> **DO THIS**: Answer with a single number, the count of lines holding the word "volume".
* begin STORED DATA *
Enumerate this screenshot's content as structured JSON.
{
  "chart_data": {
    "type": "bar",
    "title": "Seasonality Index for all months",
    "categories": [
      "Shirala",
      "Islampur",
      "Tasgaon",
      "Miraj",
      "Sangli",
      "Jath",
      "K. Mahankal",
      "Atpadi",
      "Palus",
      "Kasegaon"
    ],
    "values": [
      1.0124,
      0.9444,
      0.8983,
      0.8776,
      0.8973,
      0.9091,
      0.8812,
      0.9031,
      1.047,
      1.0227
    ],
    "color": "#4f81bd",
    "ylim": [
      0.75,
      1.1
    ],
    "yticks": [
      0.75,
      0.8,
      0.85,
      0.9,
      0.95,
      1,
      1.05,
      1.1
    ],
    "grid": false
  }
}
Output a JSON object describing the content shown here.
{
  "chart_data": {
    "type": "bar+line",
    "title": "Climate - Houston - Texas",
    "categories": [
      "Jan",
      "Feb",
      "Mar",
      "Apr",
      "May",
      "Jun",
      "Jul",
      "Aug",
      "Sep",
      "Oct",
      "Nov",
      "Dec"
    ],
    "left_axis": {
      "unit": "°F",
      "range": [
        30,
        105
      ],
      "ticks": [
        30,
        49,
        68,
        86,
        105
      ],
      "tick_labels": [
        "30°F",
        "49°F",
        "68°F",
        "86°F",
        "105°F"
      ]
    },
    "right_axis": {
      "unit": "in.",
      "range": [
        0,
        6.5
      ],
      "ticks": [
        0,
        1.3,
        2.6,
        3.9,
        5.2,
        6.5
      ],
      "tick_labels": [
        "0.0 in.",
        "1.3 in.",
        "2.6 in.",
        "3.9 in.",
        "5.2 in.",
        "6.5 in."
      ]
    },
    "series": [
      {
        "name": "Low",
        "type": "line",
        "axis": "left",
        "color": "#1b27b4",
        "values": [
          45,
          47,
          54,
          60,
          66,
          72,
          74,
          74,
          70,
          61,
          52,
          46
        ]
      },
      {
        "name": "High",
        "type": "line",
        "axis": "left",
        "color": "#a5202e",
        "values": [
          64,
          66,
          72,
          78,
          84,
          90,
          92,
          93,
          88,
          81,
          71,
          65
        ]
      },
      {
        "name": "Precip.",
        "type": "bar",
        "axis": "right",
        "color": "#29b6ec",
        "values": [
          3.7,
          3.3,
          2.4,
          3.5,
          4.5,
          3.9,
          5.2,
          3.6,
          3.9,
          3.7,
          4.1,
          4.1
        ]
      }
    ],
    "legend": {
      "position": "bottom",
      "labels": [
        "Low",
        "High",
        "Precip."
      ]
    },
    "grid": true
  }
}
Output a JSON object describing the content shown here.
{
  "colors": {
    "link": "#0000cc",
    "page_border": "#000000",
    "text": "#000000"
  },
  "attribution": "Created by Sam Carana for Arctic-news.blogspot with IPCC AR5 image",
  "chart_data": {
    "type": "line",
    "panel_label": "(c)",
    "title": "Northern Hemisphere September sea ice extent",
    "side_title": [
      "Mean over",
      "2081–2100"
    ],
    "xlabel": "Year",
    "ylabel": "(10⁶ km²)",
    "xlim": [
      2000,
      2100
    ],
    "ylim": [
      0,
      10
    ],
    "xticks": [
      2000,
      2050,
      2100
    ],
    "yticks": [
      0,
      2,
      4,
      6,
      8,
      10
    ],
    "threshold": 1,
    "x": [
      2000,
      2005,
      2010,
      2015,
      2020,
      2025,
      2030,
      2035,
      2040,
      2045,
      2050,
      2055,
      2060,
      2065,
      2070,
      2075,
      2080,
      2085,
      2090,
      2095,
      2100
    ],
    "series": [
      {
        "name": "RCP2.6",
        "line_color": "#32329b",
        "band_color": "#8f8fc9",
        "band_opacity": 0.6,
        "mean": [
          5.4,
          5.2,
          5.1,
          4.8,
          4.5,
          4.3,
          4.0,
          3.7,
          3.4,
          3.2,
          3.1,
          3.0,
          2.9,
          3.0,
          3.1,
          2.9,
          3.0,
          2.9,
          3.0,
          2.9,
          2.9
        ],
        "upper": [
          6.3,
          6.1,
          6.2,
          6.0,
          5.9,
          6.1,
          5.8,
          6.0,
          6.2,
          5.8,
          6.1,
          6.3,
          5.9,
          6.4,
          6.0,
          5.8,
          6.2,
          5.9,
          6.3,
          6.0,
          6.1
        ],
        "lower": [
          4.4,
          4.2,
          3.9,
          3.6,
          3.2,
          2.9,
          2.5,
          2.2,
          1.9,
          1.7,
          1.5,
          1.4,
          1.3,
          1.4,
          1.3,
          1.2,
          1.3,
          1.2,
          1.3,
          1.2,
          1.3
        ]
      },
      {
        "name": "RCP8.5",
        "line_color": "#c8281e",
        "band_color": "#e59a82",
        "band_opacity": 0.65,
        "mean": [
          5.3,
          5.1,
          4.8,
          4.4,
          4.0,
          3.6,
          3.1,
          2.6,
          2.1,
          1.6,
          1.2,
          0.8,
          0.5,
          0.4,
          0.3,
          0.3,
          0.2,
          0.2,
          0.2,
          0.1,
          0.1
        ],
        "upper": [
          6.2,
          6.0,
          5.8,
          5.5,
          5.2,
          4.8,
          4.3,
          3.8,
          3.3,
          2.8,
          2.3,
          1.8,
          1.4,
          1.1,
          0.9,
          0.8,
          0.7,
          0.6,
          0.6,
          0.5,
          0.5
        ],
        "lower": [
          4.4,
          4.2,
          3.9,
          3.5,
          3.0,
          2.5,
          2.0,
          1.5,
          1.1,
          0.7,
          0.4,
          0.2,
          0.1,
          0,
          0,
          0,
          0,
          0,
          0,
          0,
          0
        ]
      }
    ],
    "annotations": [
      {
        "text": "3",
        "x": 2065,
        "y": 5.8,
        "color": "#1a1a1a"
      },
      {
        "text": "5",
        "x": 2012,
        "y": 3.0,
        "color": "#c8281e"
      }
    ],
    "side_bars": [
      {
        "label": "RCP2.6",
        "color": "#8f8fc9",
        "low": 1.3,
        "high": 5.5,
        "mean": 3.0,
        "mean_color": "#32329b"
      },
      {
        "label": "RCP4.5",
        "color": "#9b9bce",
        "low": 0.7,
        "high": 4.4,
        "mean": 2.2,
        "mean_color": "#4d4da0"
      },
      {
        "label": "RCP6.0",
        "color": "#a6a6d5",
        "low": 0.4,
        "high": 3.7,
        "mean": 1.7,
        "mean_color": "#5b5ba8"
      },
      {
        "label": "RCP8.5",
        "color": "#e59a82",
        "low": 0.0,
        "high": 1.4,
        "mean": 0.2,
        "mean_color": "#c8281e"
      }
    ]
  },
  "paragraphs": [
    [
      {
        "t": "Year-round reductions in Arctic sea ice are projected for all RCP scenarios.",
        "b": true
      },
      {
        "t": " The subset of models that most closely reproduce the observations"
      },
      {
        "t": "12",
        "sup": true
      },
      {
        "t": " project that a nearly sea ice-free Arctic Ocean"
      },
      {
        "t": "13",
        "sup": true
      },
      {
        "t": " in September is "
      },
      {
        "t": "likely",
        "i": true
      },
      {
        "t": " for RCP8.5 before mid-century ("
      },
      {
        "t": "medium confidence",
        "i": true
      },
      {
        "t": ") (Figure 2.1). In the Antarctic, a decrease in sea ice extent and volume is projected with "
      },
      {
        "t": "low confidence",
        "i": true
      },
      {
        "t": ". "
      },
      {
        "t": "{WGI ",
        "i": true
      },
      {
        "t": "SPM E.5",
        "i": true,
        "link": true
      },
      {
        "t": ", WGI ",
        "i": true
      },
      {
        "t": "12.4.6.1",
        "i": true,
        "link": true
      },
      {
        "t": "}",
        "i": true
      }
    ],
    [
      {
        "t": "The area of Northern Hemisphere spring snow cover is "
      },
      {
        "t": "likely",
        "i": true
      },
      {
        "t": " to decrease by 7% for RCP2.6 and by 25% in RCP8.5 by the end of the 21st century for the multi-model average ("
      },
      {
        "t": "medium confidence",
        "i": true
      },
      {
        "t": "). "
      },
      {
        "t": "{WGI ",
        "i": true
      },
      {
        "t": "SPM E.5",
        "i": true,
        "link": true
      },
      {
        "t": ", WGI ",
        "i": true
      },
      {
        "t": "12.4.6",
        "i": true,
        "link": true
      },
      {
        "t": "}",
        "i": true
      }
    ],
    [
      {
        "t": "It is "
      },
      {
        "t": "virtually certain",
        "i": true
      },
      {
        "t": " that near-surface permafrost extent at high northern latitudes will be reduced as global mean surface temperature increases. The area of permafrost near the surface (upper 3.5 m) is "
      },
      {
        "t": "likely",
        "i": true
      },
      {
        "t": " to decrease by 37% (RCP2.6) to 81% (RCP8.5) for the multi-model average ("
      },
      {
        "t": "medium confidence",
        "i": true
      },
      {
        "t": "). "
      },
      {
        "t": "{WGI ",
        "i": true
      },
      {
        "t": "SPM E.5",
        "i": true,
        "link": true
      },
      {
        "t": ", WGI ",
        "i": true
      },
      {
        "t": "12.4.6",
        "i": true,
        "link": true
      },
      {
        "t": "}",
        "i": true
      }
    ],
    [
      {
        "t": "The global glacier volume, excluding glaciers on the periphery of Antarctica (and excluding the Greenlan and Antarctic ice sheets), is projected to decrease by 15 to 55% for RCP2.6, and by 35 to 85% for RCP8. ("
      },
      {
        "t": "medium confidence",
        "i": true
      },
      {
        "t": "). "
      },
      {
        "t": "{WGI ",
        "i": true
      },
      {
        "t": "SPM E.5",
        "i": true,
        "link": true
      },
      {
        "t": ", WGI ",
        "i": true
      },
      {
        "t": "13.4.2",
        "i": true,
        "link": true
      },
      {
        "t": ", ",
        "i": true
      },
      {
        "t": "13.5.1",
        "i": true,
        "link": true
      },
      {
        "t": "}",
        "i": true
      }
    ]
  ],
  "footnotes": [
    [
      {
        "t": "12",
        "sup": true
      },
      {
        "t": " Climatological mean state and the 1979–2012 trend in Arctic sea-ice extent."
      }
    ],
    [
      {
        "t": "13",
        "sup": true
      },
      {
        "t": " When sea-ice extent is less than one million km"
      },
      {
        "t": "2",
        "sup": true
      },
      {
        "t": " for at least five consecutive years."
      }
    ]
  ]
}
* end STORED DATA *
> **SOLVED EXERCISE**: 2